* [Request]
Pick out all lines of the entries that include the word "přímý" and copy them.

** START OF Information shown **

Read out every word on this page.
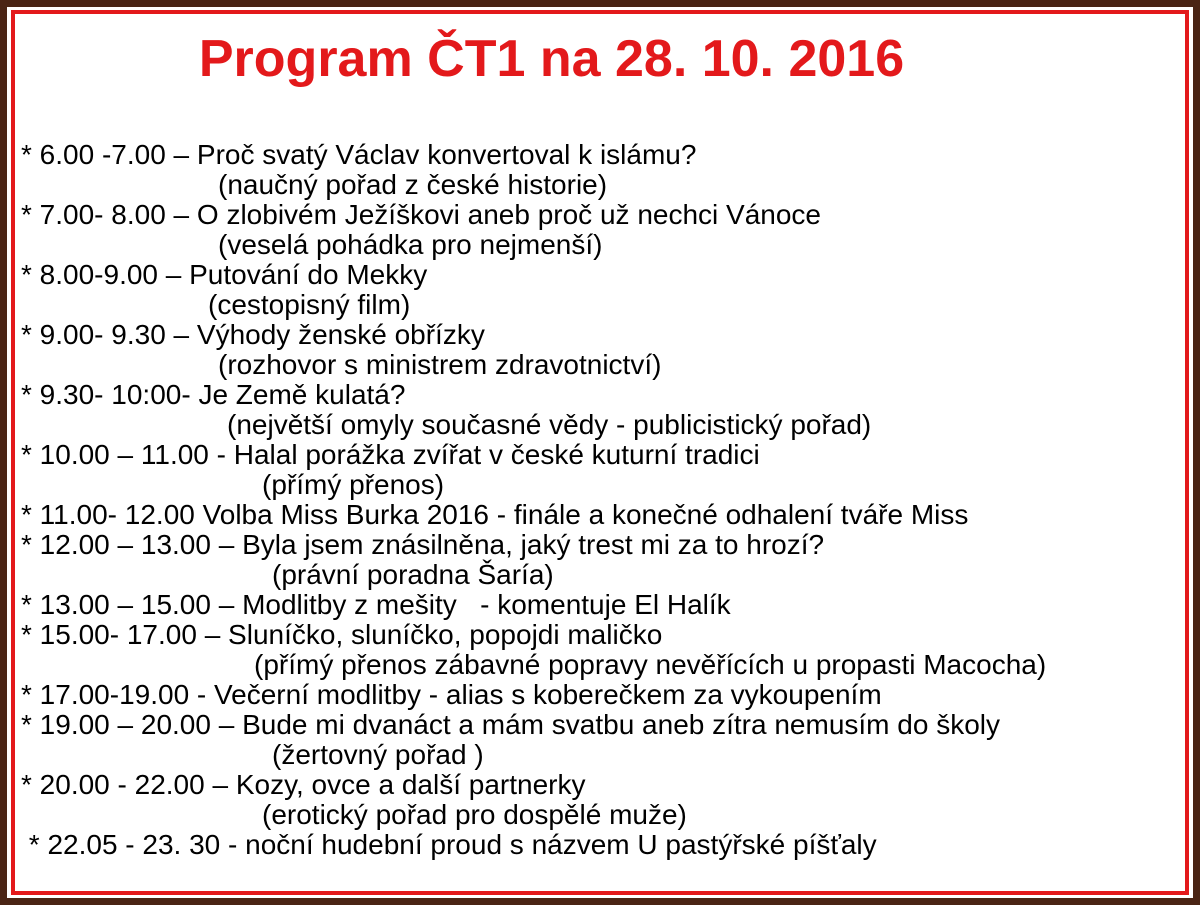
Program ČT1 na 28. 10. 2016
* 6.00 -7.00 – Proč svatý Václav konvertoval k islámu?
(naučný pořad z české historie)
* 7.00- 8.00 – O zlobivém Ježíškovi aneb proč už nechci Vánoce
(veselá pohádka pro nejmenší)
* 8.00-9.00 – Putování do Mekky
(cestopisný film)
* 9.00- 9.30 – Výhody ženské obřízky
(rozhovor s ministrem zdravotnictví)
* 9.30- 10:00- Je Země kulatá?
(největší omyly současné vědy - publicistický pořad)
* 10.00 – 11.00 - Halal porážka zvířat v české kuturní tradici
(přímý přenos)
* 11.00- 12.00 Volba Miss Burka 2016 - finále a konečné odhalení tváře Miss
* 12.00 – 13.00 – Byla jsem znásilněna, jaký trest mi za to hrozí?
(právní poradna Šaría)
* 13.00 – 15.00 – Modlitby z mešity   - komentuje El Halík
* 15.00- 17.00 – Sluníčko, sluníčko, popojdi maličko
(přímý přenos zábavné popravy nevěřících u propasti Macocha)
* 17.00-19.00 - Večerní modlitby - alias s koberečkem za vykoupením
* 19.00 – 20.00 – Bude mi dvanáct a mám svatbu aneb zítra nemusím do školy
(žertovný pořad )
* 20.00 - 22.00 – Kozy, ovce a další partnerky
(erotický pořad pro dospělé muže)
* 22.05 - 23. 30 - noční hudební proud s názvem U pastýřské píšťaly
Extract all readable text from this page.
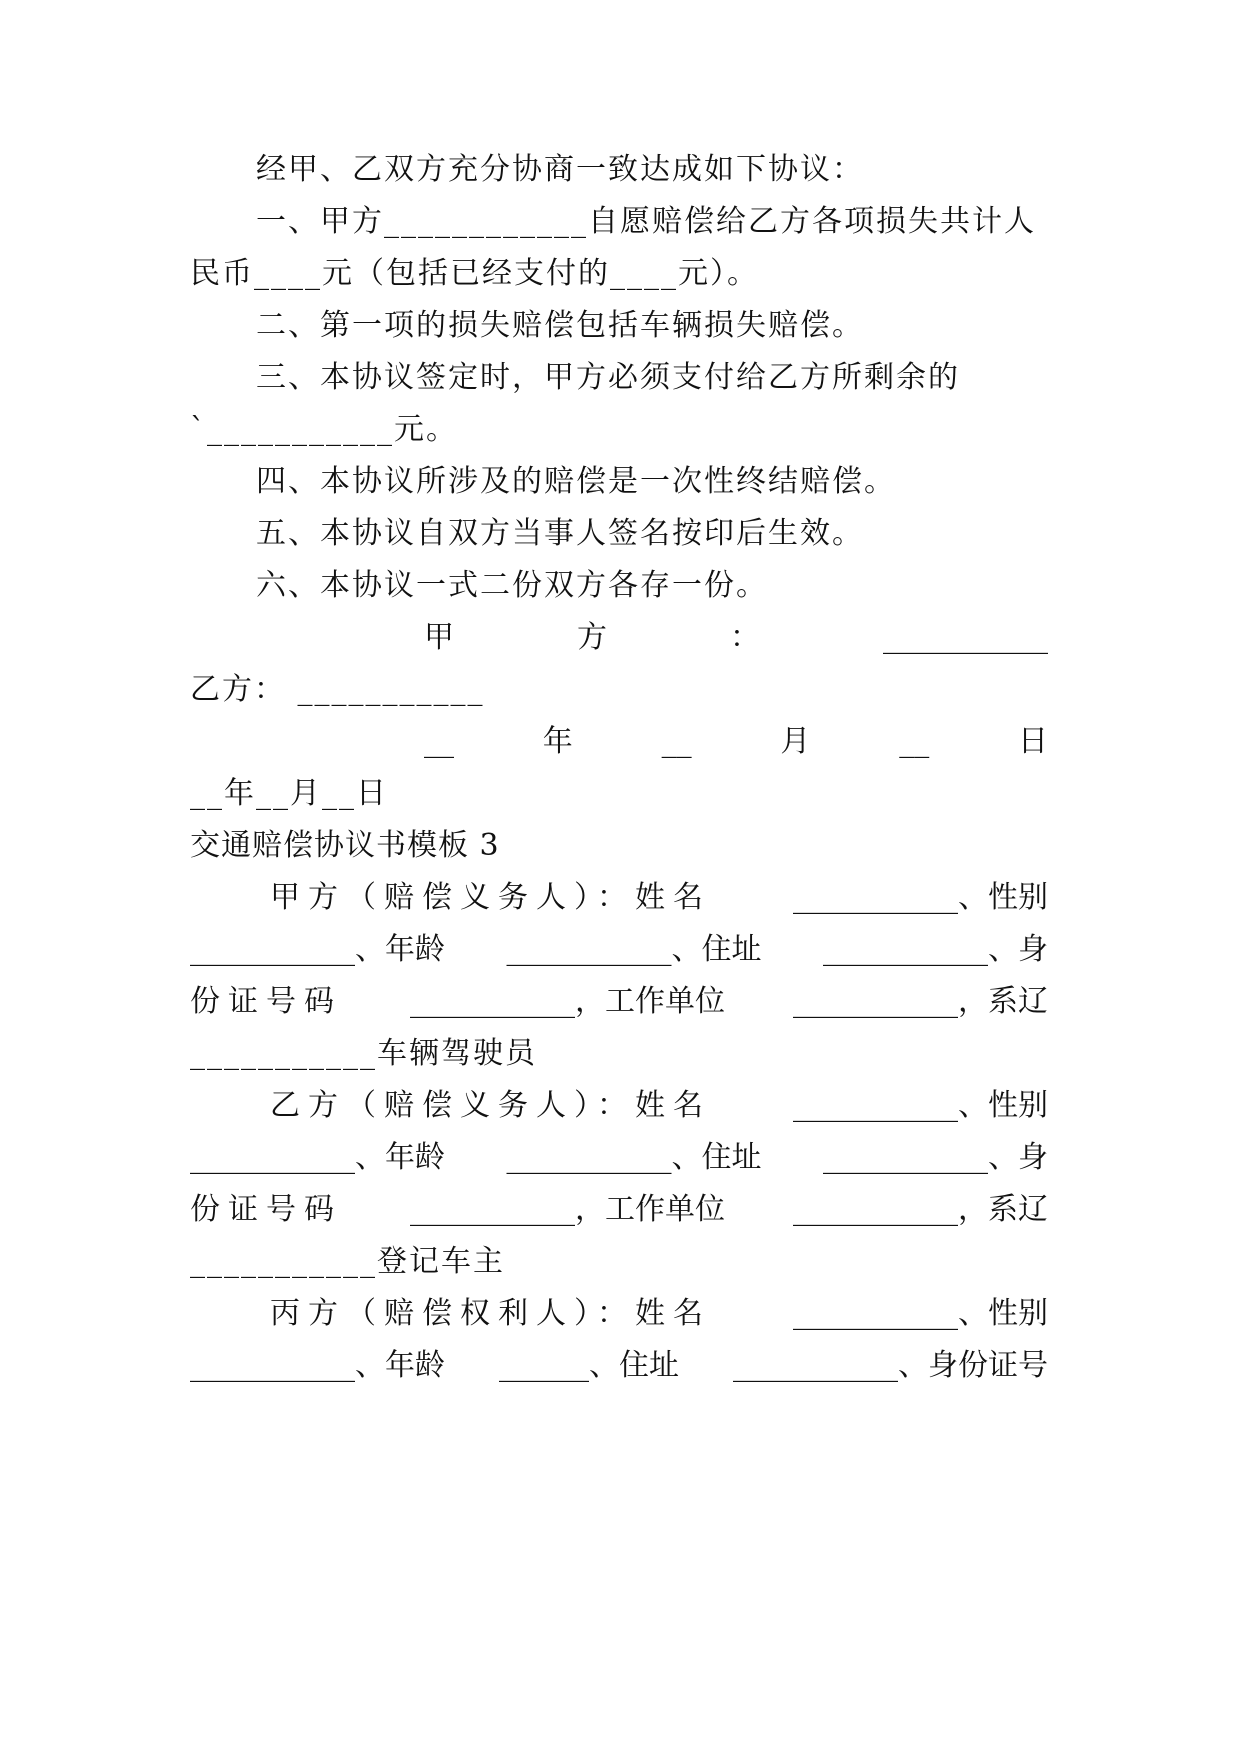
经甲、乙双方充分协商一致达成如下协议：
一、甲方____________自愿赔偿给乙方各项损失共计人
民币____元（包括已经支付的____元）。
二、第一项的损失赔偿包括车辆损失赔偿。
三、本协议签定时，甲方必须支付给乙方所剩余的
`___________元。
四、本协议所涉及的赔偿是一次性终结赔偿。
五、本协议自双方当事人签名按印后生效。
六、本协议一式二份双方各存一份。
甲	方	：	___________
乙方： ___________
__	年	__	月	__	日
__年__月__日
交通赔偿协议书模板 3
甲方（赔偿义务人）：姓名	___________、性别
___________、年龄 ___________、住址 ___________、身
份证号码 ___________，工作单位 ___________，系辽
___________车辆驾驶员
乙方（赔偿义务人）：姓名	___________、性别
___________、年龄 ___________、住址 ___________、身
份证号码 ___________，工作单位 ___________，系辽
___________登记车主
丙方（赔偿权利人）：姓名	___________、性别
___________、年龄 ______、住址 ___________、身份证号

** END OF Information shown **

* [In response]
(přímý přenos)
(přímý přenos zábavné popravy nevěřících u propasti Macocha)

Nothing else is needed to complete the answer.